Listed records:

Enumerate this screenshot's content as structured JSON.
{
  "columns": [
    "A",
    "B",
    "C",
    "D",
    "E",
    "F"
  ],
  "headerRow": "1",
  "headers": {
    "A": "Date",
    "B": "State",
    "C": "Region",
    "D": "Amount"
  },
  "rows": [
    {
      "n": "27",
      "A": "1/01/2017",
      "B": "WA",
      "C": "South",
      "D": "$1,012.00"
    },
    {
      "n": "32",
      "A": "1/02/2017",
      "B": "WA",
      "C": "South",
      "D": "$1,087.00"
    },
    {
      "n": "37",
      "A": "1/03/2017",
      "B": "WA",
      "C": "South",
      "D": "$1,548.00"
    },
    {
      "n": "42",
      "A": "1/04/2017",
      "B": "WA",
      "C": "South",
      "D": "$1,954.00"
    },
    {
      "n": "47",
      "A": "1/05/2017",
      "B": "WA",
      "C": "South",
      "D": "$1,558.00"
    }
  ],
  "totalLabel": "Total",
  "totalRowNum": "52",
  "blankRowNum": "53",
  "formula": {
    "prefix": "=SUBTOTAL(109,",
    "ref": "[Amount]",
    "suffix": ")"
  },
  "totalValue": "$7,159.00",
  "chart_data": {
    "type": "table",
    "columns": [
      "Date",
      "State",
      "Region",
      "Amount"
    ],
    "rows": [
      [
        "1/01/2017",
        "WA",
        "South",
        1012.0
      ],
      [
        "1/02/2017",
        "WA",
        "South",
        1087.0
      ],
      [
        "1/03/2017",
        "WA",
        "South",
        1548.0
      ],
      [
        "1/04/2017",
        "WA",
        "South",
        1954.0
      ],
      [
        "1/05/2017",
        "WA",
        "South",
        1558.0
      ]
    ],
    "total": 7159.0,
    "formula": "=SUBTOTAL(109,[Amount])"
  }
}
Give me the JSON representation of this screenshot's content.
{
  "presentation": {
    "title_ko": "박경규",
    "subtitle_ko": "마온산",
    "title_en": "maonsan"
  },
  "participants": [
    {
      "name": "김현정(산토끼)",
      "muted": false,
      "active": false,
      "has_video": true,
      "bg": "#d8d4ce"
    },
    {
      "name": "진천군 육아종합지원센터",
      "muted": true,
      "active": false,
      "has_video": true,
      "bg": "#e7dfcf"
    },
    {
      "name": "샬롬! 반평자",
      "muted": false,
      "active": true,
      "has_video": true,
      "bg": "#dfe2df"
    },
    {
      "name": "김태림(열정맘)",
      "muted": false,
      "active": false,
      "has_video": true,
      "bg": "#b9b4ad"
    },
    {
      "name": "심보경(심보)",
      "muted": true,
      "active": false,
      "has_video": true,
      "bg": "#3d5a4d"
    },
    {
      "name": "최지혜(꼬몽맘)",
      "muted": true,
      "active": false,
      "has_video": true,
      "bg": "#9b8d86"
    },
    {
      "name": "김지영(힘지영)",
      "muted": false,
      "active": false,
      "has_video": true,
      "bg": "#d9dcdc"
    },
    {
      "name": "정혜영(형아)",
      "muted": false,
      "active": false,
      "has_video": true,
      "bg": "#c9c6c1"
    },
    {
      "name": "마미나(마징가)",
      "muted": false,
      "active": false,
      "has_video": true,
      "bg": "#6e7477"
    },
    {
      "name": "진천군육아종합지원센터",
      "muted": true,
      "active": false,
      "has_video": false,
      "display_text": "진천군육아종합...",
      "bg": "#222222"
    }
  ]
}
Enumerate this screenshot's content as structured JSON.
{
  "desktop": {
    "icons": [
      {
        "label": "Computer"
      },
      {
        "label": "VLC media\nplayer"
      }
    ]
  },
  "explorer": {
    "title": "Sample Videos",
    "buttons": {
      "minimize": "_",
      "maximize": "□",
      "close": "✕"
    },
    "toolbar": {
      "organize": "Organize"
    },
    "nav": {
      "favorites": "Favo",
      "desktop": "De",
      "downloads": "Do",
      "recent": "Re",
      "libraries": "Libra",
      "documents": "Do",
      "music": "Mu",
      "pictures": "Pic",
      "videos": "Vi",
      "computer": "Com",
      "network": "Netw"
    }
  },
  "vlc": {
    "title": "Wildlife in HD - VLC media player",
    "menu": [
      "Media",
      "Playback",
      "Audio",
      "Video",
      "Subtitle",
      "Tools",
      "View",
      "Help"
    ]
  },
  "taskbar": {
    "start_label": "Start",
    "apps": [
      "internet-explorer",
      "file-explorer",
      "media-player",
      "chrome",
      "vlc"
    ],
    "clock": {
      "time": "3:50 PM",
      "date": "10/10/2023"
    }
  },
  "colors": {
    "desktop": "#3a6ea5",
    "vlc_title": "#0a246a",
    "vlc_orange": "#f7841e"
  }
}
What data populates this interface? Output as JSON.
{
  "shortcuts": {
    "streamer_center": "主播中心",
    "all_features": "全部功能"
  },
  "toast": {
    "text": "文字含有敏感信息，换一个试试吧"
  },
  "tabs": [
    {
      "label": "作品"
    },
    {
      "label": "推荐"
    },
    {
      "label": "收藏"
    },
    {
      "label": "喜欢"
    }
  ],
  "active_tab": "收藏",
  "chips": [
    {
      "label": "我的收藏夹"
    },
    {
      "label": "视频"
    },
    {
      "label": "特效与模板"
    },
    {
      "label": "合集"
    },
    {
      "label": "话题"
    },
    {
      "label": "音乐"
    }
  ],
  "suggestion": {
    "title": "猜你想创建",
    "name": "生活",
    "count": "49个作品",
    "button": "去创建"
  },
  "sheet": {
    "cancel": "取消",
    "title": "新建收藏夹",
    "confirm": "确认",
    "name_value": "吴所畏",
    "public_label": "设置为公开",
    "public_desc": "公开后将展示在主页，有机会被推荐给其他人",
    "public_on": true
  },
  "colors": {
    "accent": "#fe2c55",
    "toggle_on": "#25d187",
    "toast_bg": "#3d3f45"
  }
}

Problem description: Repeat each entry word for word.

Solution:
Enumerate this screenshot's content as structured JSON.
{
  "columns": [
    "A",
    "B",
    "C",
    "D",
    "E",
    "F"
  ],
  "headerRow": "1",
  "headers": {
    "A": "Date",
    "B": "State",
    "C": "Region",
    "D": "Amount"
  },
  "rows": [
    {
      "n": "27",
      "A": "1/01/2017",
      "B": "WA",
      "C": "South",
      "D": "$1,012.00"
    },
    {
      "n": "32",
      "A": "1/02/2017",
      "B": "WA",
      "C": "South",
      "D": "$1,087.00"
    },
    {
      "n": "37",
      "A": "1/03/2017",
      "B": "WA",
      "C": "South",
      "D": "$1,548.00"
    },
    {
      "n": "42",
      "A": "1/04/2017",
      "B": "WA",
      "C": "South",
      "D": "$1,954.00"
    },
    {
      "n": "47",
      "A": "1/05/2017",
      "B": "WA",
      "C": "South",
      "D": "$1,558.00"
    }
  ],
  "totalLabel": "Total",
  "totalRowNum": "52",
  "blankRowNum": "53",
  "formula": {
    "prefix": "=SUBTOTAL(109,",
    "ref": "[Amount]",
    "suffix": ")"
  },
  "totalValue": "$7,159.00",
  "chart_data": {
    "type": "table",
    "columns": [
      "Date",
      "State",
      "Region",
      "Amount"
    ],
    "rows": [
      [
        "1/01/2017",
        "WA",
        "South",
        1012.0
      ],
      [
        "1/02/2017",
        "WA",
        "South",
        1087.0
      ],
      [
        "1/03/2017",
        "WA",
        "South",
        1548.0
      ],
      [
        "1/04/2017",
        "WA",
        "South",
        1954.0
      ],
      [
        "1/05/2017",
        "WA",
        "South",
        1558.0
      ]
    ],
    "total": 7159.0,
    "formula": "=SUBTOTAL(109,[Amount])"
  }
}
Give me the JSON representation of this screenshot's content.
{
  "presentation": {
    "title_ko": "박경규",
    "subtitle_ko": "마온산",
    "title_en": "maonsan"
  },
  "participants": [
    {
      "name": "김현정(산토끼)",
      "muted": false,
      "active": false,
      "has_video": true,
      "bg": "#d8d4ce"
    },
    {
      "name": "진천군 육아종합지원센터",
      "muted": true,
      "active": false,
      "has_video": true,
      "bg": "#e7dfcf"
    },
    {
      "name": "샬롬! 반평자",
      "muted": false,
      "active": true,
      "has_video": true,
      "bg": "#dfe2df"
    },
    {
      "name": "김태림(열정맘)",
      "muted": false,
      "active": false,
      "has_video": true,
      "bg": "#b9b4ad"
    },
    {
      "name": "심보경(심보)",
      "muted": true,
      "active": false,
      "has_video": true,
      "bg": "#3d5a4d"
    },
    {
      "name": "최지혜(꼬몽맘)",
      "muted": true,
      "active": false,
      "has_video": true,
      "bg": "#9b8d86"
    },
    {
      "name": "김지영(힘지영)",
      "muted": false,
      "active": false,
      "has_video": true,
      "bg": "#d9dcdc"
    },
    {
      "name": "정혜영(형아)",
      "muted": false,
      "active": false,
      "has_video": true,
      "bg": "#c9c6c1"
    },
    {
      "name": "마미나(마징가)",
      "muted": false,
      "active": false,
      "has_video": true,
      "bg": "#6e7477"
    },
    {
      "name": "진천군육아종합지원센터",
      "muted": true,
      "active": false,
      "has_video": false,
      "display_text": "진천군육아종합...",
      "bg": "#222222"
    }
  ]
}
Enumerate this screenshot's content as structured JSON.
{
  "desktop": {
    "icons": [
      {
        "label": "Computer"
      },
      {
        "label": "VLC media\nplayer"
      }
    ]
  },
  "explorer": {
    "title": "Sample Videos",
    "buttons": {
      "minimize": "_",
      "maximize": "□",
      "close": "✕"
    },
    "toolbar": {
      "organize": "Organize"
    },
    "nav": {
      "favorites": "Favo",
      "desktop": "De",
      "downloads": "Do",
      "recent": "Re",
      "libraries": "Libra",
      "documents": "Do",
      "music": "Mu",
      "pictures": "Pic",
      "videos": "Vi",
      "computer": "Com",
      "network": "Netw"
    }
  },
  "vlc": {
    "title": "Wildlife in HD - VLC media player",
    "menu": [
      "Media",
      "Playback",
      "Audio",
      "Video",
      "Subtitle",
      "Tools",
      "View",
      "Help"
    ]
  },
  "taskbar": {
    "start_label": "Start",
    "apps": [
      "internet-explorer",
      "file-explorer",
      "media-player",
      "chrome",
      "vlc"
    ],
    "clock": {
      "time": "3:50 PM",
      "date": "10/10/2023"
    }
  },
  "colors": {
    "desktop": "#3a6ea5",
    "vlc_title": "#0a246a",
    "vlc_orange": "#f7841e"
  }
}
What data populates this interface? Output as JSON.
{
  "shortcuts": {
    "streamer_center": "主播中心",
    "all_features": "全部功能"
  },
  "toast": {
    "text": "文字含有敏感信息，换一个试试吧"
  },
  "tabs": [
    {
      "label": "作品"
    },
    {
      "label": "推荐"
    },
    {
      "label": "收藏"
    },
    {
      "label": "喜欢"
    }
  ],
  "active_tab": "收藏",
  "chips": [
    {
      "label": "我的收藏夹"
    },
    {
      "label": "视频"
    },
    {
      "label": "特效与模板"
    },
    {
      "label": "合集"
    },
    {
      "label": "话题"
    },
    {
      "label": "音乐"
    }
  ],
  "suggestion": {
    "title": "猜你想创建",
    "name": "生活",
    "count": "49个作品",
    "button": "去创建"
  },
  "sheet": {
    "cancel": "取消",
    "title": "新建收藏夹",
    "confirm": "确认",
    "name_value": "吴所畏",
    "public_label": "设置为公开",
    "public_desc": "公开后将展示在主页，有机会被推荐给其他人",
    "public_on": true
  },
  "colors": {
    "accent": "#fe2c55",
    "toggle_on": "#25d187",
    "toast_bg": "#3d3f45"
  }
}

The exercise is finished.